INPUT ROWS »

****************************************

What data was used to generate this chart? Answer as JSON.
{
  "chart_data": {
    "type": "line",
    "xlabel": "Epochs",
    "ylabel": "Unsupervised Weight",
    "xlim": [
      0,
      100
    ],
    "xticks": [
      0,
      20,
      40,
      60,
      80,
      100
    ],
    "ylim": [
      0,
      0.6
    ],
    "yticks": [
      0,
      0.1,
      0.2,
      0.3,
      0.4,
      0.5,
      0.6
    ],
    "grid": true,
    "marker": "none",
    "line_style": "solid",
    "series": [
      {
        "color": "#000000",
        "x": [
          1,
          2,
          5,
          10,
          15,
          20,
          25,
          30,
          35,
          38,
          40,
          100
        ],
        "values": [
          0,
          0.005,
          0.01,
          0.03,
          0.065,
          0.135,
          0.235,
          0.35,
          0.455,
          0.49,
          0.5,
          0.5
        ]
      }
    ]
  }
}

****************************************

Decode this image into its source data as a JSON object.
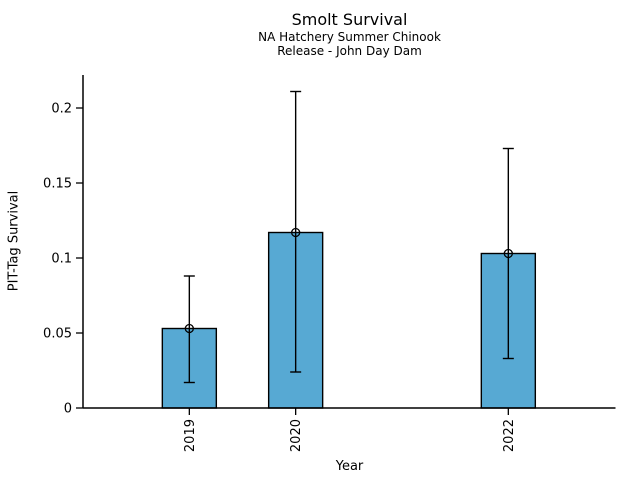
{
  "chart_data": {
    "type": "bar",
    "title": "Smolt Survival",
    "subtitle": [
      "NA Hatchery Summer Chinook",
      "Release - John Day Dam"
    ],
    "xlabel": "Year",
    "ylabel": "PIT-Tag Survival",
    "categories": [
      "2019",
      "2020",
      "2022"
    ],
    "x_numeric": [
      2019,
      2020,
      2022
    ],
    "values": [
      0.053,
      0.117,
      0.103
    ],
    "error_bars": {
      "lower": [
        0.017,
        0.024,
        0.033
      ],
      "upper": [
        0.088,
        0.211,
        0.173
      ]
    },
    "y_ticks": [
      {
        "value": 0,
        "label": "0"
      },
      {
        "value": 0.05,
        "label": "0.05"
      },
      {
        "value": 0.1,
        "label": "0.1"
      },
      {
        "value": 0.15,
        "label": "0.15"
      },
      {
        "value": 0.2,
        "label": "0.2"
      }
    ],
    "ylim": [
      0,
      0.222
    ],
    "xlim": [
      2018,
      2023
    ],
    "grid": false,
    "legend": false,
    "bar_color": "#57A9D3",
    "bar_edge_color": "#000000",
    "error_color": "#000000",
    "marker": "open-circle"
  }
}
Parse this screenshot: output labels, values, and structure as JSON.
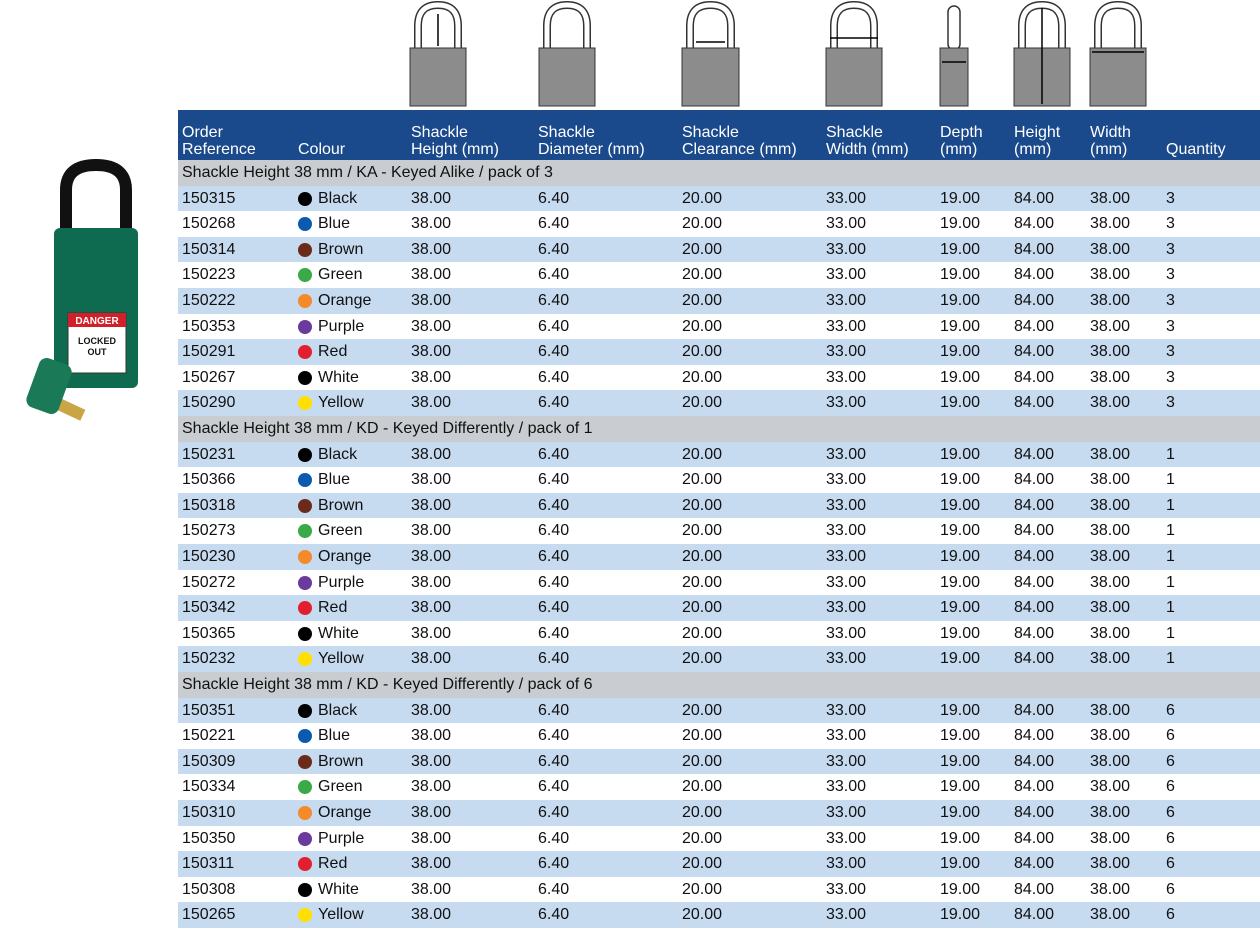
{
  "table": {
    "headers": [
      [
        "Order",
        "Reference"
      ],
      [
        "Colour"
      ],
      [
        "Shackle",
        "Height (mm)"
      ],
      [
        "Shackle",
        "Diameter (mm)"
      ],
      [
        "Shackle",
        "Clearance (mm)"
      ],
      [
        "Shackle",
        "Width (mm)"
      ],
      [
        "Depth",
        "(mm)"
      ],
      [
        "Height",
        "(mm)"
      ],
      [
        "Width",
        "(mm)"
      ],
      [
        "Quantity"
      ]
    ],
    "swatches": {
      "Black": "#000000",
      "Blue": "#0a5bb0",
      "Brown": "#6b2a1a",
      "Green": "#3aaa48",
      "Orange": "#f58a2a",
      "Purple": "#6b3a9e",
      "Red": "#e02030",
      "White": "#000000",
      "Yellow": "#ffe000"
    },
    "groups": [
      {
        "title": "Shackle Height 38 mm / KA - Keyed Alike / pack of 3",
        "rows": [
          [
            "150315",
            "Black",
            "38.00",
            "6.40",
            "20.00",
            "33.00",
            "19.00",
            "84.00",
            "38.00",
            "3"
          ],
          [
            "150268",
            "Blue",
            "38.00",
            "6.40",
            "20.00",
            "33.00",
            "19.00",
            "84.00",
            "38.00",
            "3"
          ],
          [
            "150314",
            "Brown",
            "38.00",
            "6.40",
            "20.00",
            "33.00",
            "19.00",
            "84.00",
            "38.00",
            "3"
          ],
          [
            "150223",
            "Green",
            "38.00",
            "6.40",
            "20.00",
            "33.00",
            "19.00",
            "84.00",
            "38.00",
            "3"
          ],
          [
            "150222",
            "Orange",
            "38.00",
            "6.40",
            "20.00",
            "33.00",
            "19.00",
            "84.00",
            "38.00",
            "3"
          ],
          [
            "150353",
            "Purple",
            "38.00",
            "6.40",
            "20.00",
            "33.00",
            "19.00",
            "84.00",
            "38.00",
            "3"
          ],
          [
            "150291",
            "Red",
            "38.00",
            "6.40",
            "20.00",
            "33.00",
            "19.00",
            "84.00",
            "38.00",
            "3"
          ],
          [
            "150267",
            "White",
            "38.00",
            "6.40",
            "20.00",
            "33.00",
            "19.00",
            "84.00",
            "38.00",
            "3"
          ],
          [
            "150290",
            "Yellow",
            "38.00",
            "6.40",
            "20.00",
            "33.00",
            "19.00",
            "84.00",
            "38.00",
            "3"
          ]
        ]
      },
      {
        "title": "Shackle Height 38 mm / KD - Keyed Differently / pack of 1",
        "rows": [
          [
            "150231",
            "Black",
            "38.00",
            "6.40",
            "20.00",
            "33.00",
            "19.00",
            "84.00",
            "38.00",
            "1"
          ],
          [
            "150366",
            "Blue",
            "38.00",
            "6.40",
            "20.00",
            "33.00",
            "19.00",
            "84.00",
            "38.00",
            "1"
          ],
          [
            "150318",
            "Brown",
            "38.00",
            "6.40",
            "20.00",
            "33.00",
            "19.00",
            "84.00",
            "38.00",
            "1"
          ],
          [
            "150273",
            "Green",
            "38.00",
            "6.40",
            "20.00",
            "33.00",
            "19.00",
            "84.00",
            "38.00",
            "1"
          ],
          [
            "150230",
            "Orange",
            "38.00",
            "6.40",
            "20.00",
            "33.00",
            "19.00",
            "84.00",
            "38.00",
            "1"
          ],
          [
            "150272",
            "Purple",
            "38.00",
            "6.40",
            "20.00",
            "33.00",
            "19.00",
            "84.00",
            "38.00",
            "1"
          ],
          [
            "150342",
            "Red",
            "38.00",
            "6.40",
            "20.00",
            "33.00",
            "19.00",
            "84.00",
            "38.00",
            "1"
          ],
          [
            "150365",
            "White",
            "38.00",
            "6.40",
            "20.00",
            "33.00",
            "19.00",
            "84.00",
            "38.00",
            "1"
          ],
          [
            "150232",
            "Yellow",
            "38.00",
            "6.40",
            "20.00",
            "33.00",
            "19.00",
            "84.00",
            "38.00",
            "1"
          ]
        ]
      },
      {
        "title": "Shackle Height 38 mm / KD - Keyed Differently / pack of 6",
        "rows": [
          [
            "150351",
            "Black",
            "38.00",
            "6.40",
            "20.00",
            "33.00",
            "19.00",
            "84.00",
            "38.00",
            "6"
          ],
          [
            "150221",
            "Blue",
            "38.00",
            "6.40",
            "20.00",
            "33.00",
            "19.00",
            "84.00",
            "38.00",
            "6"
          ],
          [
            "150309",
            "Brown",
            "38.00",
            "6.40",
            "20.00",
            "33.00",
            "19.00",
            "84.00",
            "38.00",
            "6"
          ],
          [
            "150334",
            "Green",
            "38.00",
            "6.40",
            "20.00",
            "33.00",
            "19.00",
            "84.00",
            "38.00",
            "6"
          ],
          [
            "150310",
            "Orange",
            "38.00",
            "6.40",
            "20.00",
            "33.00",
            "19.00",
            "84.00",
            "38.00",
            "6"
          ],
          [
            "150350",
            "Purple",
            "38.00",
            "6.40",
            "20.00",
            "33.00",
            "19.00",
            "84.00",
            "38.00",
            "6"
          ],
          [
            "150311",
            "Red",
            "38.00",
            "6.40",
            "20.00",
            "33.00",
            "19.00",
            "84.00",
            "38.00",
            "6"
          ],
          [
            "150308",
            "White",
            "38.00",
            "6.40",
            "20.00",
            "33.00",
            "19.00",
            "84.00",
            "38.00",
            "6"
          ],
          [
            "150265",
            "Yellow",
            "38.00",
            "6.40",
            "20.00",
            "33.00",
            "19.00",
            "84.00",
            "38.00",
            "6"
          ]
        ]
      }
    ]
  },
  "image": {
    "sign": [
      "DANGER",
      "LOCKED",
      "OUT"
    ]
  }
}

****************************************

AIM » Identify the lines of the entries containing the string "pack". Copy each such line.

THE RESULT »
        "title": "Shackle Height 38 mm / KA - Keyed Alike / pack of 3",
        "title": "Shackle Height 38 mm / KD - Keyed Differently / pack of 1",
        "title": "Shackle Height 38 mm / KD - Keyed Differently / pack of 6",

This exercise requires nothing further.